- [Passage given]:
- Genre: Musical Fantasy Family
- Created by: Michael Fawkes
- Written by: Michael Mercer
- Directed by: Chris Delaney
- Starring: Long John Baldry Zachary Bennett Murray Cruchley
- Theme music composer: Rick Fox
- Country of origin: Canada
- Original language: English

Production
- Producers: Chris Delaney Bruce Glawson Arnie Zipursky
- Cinematography: Douglas Koch (live action)
- Editor: Jay Houpt (live action)
- Running time: 24 minutes
- Production companies: Delaney & Friends Cartoon Productions, Cambium Film & Video Productions, CTV Television Network (in association with), Téléfilm Canada (with the participation of), The Ontario Film Development Corporation (with the participation of)

Original release
- Network: CTV
- Release: December 1, 1991

Related
- Nilus the Sandman: Monsters in the Closet (1994)

= Nilus the Sandman: The Boy Who Dreamed Christmas =

Nilus the Sandman: The Boy Who Dreamed Christmas (also known simply as The Boy Who Dreamed Christmas) is a Canadian part-animated and part-live-action Christmas television special which was originally broadcast on December 1, 1991 on CTV. In the United States, it was first broadcast on The Disney Channel on December 10, 1991. It was followed by two more Nilus the Sandman TV specials which premiered in 1994 and 1995, and then a Nilus the Sandman TV series airing from 1996 to 1998.

==Plot==
On Christmas Eve, a computer-savvy boy named Peter Fletcher has several items on his Christmas list and wonders if Santa Claus will be able to give him all the things he wants. Peter falls asleep and while he is dreaming he meets Nilus the Sandman who takes him on a magical flight in Peter's shoe to the North Pole to visit Santa at his workshop.

When they arrive, they find that the workshop is dark and without activity, and that Santa and a few of his elves are sitting around and looking depressed. Peter and Nilus discover that Santa has been forced out of work by a robotic clown called the Toymaster whom Santa and his elves originally created as a helper so they could mass-produce toys more efficiently to satisfy children's increasing demand for more toys. The Toymaster gives Peter, Nilus, and Santa a tour of his industrialized high-tech toy factory located underneath Santa's workshop. They see that the Toymaster forces the elves to work to exhaustion amongst a web of assembly lines and conveyor belts controlled by computers, and that the sleigh and reindeer have been replaced by a delivery rocket-plane. After the tour, Peter and Nilus express concern that this situation lacks the true "feeling" and "spirit" of Christmas. Santa laments that children now want far more toys than in the past, and that he and his elves could not satisfy that increased demand.

Layout dataset entries:
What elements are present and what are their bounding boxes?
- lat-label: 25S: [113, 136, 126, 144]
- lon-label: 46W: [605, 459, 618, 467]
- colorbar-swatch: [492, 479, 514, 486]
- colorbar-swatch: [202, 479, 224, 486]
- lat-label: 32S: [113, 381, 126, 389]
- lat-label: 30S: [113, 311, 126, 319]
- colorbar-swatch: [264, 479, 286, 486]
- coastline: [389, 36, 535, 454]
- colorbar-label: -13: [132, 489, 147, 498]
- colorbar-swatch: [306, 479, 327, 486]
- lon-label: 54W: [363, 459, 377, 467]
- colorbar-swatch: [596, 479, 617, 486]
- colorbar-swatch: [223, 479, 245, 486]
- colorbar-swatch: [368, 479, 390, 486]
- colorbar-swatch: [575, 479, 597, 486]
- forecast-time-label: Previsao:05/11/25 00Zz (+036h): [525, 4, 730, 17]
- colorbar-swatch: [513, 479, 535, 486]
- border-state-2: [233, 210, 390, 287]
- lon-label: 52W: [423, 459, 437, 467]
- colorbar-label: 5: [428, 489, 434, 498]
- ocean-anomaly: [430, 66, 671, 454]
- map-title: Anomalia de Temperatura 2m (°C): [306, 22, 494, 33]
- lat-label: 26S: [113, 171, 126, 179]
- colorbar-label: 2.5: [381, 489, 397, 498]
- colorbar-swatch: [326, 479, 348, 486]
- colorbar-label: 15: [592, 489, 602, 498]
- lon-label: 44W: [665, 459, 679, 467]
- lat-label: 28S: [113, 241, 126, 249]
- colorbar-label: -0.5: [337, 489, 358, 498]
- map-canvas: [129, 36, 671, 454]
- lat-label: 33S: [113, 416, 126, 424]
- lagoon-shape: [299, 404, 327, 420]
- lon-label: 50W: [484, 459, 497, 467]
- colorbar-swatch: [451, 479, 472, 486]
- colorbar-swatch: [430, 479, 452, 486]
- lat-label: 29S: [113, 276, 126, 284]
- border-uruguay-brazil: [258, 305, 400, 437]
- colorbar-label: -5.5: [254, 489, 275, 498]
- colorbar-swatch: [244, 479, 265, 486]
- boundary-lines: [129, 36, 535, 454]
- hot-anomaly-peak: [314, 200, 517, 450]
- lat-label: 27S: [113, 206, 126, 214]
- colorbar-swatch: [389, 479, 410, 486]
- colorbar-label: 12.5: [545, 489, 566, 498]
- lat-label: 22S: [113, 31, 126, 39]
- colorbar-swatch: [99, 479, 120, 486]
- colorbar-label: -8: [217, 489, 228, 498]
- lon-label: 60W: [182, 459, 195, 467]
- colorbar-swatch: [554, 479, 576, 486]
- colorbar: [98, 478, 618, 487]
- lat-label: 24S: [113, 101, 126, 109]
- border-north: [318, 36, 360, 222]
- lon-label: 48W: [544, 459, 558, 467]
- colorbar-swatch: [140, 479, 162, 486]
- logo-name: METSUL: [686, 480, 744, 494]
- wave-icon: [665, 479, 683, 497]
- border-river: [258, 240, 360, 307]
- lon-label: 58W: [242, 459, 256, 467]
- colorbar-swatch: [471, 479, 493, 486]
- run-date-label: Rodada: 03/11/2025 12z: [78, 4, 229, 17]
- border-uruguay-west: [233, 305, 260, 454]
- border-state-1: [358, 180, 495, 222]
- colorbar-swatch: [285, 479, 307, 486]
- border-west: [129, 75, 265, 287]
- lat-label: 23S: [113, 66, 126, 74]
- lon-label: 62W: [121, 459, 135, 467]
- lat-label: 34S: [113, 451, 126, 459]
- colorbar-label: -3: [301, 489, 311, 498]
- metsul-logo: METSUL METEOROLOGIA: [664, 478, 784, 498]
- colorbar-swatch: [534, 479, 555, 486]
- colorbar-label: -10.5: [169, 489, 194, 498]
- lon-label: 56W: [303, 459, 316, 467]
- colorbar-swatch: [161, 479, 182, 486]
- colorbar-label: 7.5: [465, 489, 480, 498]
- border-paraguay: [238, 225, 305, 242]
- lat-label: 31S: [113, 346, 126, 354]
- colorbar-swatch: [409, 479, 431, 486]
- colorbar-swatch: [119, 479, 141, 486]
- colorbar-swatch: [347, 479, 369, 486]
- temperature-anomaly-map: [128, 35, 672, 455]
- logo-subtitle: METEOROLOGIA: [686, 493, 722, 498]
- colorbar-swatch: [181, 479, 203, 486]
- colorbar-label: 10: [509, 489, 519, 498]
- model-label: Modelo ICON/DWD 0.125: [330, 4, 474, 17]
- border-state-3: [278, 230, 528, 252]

- [Written problem 1]: Using the text about The Boy Who Dreamed Christmas, decide whether each statement agrees with it: (a) the special first aired in the United States on CTV; (b) the Toymaster's factory sits beneath Santa's workshop; (c) the special runs 30 minutes. Answer yes or no for each, quoting the deciding words.
- [Written problem 2]: Change "Original release" to "First broadcast" in the text about The Boy Who Dreamed Christmas and write out the part beginning at "- Editor: Jay" and ending after "the Closet (1994)".

- [Final result 1]:
(a) No: "In the United States, it was first broadcast on The Disney Channel on December 10, 1991."
(b) Yes: "his industrialized high-tech toy factory located underneath Santa's workshop"
(c) No: "Running time: 24 minutes"

- [Final result 2]:
- Editor: Jay Houpt (live action)
- Running time: 24 minutes
- Production companies: Delaney & Friends Cartoon Productions, Cambium Film & Video Productions, CTV Television Network (in association with), Téléfilm Canada (with the participation of), The Ontario Film Development Corporation (with the participation of)

First broadcast
- Network: CTV
- Release: December 1, 1991

Related
- Nilus the Sandman: Monsters in the Closet (1994)